-- start Given records --

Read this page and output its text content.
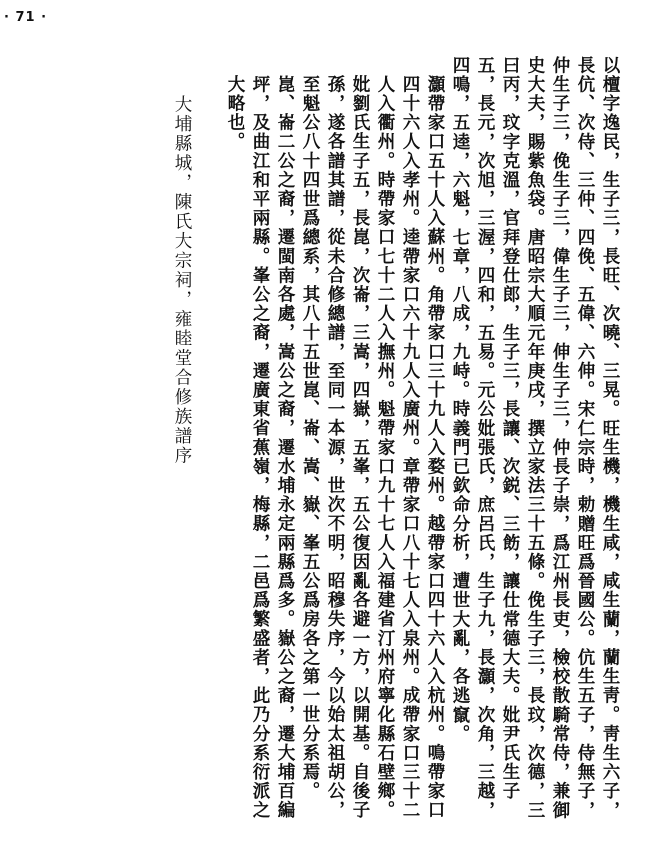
· 71 ·

以檀字逸民，生子三，長旺、次曉、三晃。旺生機，機生咸，咸生蘭，蘭生靑。靑生六子，長伉、次侍、三仲、四俛、五偉、六伸。宋仁宗時，勅贈旺爲晉國公。伉生五子，侍無子，仲生子三，俛生子三，偉生子三，伸生子三，仲長子崇，爲江州長吏，檢校散騎常侍，兼御史大夫，賜紫魚袋。唐昭宗大順元年庚戌，撰立家法三十五條。俛生子三，長玟，次德，三曰丙，玟字克溫，官拜登仕郎，生子三，長讓、次鋭、三飭，讓仕常德大夫。妣尹氏生子五，長元，次旭，三渥，四和，五易。元公妣張氏，庶呂氏，生子九，長灝，次角，三越，四鳴，五逵，六魁，七章，八成，九峙。時義門已欽命分析，遭世大亂，各逃竄。

灝帶家口五十人入蘇州。角帶家口三十九人入婺州。越帶家口四十六人入杭州。鳴帶家口四十六人入孝州。逵帶家口六十九人入廣州。章帶家口八十七人入泉州。成帶家口三十二人入衢州。時帶家口七十二人入撫州。魁帶家口九十七人入福建省汀州府寧化縣石壁鄉。妣劉氏生子五，長崑，次崙，三嵩，四嶽，五峯，五公復因亂各避一方，以開基。自後子孫，遂各譜其譜，從未合修總譜，至同一本源，世次不明，昭穆失序，今以始太祖胡公，至魁公八十四世爲總系，其八十五世崑、崙、嵩、嶽、峯五公爲房各之第一世分系焉。崑、崙二公之裔，遷閩南各處，嵩公之裔，遷水埔永定兩縣爲多。嶽公之裔，遷大埔百編坪，及曲江和平兩縣。峯公之裔，遷廣東省蕉嶺，梅縣，二邑爲繁盛者，此乃分系衍派之大略也。

大埔縣城，陳氏大宗祠，雍睦堂合修族譜序
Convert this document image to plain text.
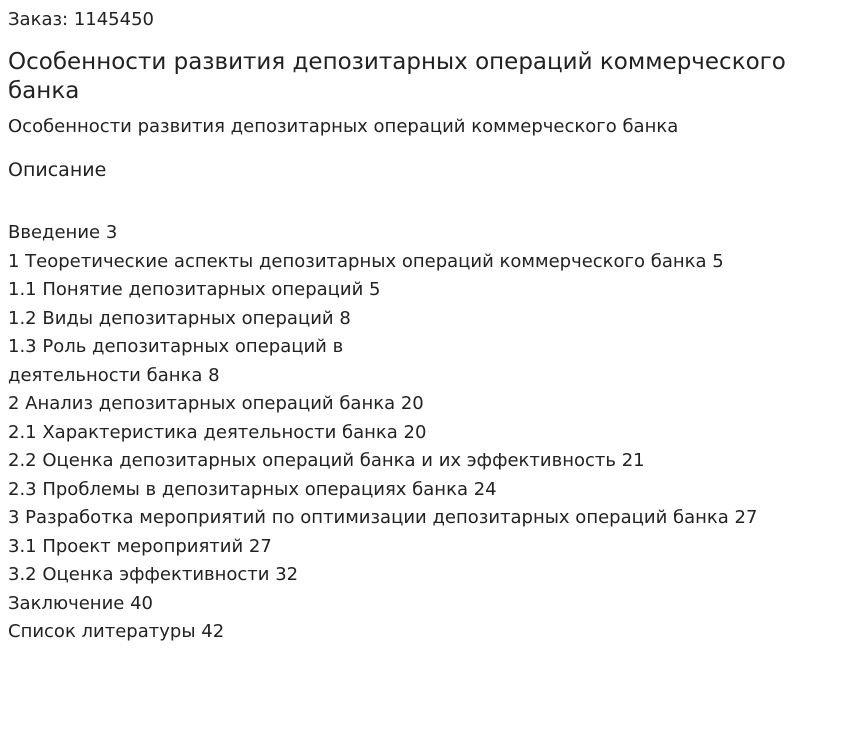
Заказ: 1145450
Особенности развития депозитарных операций коммерческого банка
Особенности развития депозитарных операций коммерческого банка
Описание
Введение 3
1 Теоретические аспекты депозитарных операций коммерческого банка 5
1.1 Понятие депозитарных операций 5
1.2 Виды депозитарных операций 8
1.3 Роль депозитарных операций в
деятельности банка 8
2 Анализ депозитарных операций банка 20
2.1 Характеристика деятельности банка 20
2.2 Оценка депозитарных операций банка и их эффективность 21
2.3 Проблемы в депозитарных операциях банка 24
3 Разработка мероприятий по оптимизации депозитарных операций банка 27
3.1 Проект мероприятий 27
3.2 Оценка эффективности 32
Заключение 40
Список литературы 42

-- end Given records --

Can the entries above be repeated exactly, without their pictures?

Answer for the task –
Read this page and output its text content.
· 71 ·

以檀字逸民，生子三，長旺、次曉、三晃。旺生機，機生咸，咸生蘭，蘭生靑。靑生六子，長伉、次侍、三仲、四俛、五偉、六伸。宋仁宗時，勅贈旺爲晉國公。伉生五子，侍無子，仲生子三，俛生子三，偉生子三，伸生子三，仲長子崇，爲江州長吏，檢校散騎常侍，兼御史大夫，賜紫魚袋。唐昭宗大順元年庚戌，撰立家法三十五條。俛生子三，長玟，次德，三曰丙，玟字克溫，官拜登仕郎，生子三，長讓、次鋭、三飭，讓仕常德大夫。妣尹氏生子五，長元，次旭，三渥，四和，五易。元公妣張氏，庶呂氏，生子九，長灝，次角，三越，四鳴，五逵，六魁，七章，八成，九峙。時義門已欽命分析，遭世大亂，各逃竄。

灝帶家口五十人入蘇州。角帶家口三十九人入婺州。越帶家口四十六人入杭州。鳴帶家口四十六人入孝州。逵帶家口六十九人入廣州。章帶家口八十七人入泉州。成帶家口三十二人入衢州。時帶家口七十二人入撫州。魁帶家口九十七人入福建省汀州府寧化縣石壁鄉。妣劉氏生子五，長崑，次崙，三嵩，四嶽，五峯，五公復因亂各避一方，以開基。自後子孫，遂各譜其譜，從未合修總譜，至同一本源，世次不明，昭穆失序，今以始太祖胡公，至魁公八十四世爲總系，其八十五世崑、崙、嵩、嶽、峯五公爲房各之第一世分系焉。崑、崙二公之裔，遷閩南各處，嵩公之裔，遷水埔永定兩縣爲多。嶽公之裔，遷大埔百編坪，及曲江和平兩縣。峯公之裔，遷廣東省蕉嶺，梅縣，二邑爲繁盛者，此乃分系衍派之大略也。

大埔縣城，陳氏大宗祠，雍睦堂合修族譜序
Convert this document image to plain text.
Заказ: 1145450
Особенности развития депозитарных операций коммерческого банка
Особенности развития депозитарных операций коммерческого банка
Описание
Введение 3
1 Теоретические аспекты депозитарных операций коммерческого банка 5
1.1 Понятие депозитарных операций 5
1.2 Виды депозитарных операций 8
1.3 Роль депозитарных операций в
деятельности банка 8
2 Анализ депозитарных операций банка 20
2.1 Характеристика деятельности банка 20
2.2 Оценка депозитарных операций банка и их эффективность 21
2.3 Проблемы в депозитарных операциях банка 24
3 Разработка мероприятий по оптимизации депозитарных операций банка 27
3.1 Проект мероприятий 27
3.2 Оценка эффективности 32
Заключение 40
Список литературы 42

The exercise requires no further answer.